▶ **Written problem**
Print every line of the listing exactly, please.
-- START OF Provided information --
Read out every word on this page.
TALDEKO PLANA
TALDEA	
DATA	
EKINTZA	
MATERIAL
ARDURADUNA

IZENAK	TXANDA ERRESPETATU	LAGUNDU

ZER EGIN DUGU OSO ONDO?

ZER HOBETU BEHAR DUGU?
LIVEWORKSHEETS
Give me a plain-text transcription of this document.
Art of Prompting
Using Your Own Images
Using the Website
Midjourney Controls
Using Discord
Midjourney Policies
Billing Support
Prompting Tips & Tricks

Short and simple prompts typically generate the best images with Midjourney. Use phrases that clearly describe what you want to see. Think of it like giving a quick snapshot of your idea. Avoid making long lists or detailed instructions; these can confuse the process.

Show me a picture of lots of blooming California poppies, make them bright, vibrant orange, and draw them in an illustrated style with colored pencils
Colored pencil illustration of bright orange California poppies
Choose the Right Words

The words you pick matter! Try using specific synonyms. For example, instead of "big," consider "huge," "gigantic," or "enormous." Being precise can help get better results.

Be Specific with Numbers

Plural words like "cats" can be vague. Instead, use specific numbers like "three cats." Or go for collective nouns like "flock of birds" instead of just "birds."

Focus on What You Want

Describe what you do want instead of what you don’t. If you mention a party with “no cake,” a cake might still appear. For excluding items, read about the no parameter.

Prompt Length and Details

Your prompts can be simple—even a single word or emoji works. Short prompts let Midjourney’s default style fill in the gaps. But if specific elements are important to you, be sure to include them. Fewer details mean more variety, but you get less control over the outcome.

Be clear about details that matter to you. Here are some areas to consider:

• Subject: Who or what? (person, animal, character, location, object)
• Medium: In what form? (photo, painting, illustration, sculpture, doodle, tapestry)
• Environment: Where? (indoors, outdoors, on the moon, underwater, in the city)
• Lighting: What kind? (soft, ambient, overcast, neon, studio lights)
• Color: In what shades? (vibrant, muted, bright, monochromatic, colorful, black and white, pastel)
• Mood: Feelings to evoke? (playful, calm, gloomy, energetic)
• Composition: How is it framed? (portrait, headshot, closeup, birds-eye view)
-- END OF Provided information --
▶ **The response**
Read out every word on this page.
TALDEKO PLANA
TALDEA	
DATA	
EKINTZA	
MATERIAL
ARDURADUNA

IZENAK	TXANDA ERRESPETATU	LAGUNDU

ZER EGIN DUGU OSO ONDO?

ZER HOBETU BEHAR DUGU?
LIVEWORKSHEETS
Give me a plain-text transcription of this document.
Art of Prompting
Using Your Own Images
Using the Website
Midjourney Controls
Using Discord
Midjourney Policies
Billing Support
Prompting Tips & Tricks

Short and simple prompts typically generate the best images with Midjourney. Use phrases that clearly describe what you want to see. Think of it like giving a quick snapshot of your idea. Avoid making long lists or detailed instructions; these can confuse the process.

Show me a picture of lots of blooming California poppies, make them bright, vibrant orange, and draw them in an illustrated style with colored pencils
Colored pencil illustration of bright orange California poppies
Choose the Right Words

The words you pick matter! Try using specific synonyms. For example, instead of "big," consider "huge," "gigantic," or "enormous." Being precise can help get better results.

Be Specific with Numbers

Plural words like "cats" can be vague. Instead, use specific numbers like "three cats." Or go for collective nouns like "flock of birds" instead of just "birds."

Focus on What You Want

Describe what you do want instead of what you don’t. If you mention a party with “no cake,” a cake might still appear. For excluding items, read about the no parameter.

Prompt Length and Details

Your prompts can be simple—even a single word or emoji works. Short prompts let Midjourney’s default style fill in the gaps. But if specific elements are important to you, be sure to include them. Fewer details mean more variety, but you get less control over the outcome.

Be clear about details that matter to you. Here are some areas to consider:

• Subject: Who or what? (person, animal, character, location, object)
• Medium: In what form? (photo, painting, illustration, sculpture, doodle, tapestry)
• Environment: Where? (indoors, outdoors, on the moon, underwater, in the city)
• Lighting: What kind? (soft, ambient, overcast, neon, studio lights)
• Color: In what shades? (vibrant, muted, bright, monochromatic, colorful, black and white, pastel)
• Mood: Feelings to evoke? (playful, calm, gloomy, energetic)
• Composition: How is it framed? (portrait, headshot, closeup, birds-eye view)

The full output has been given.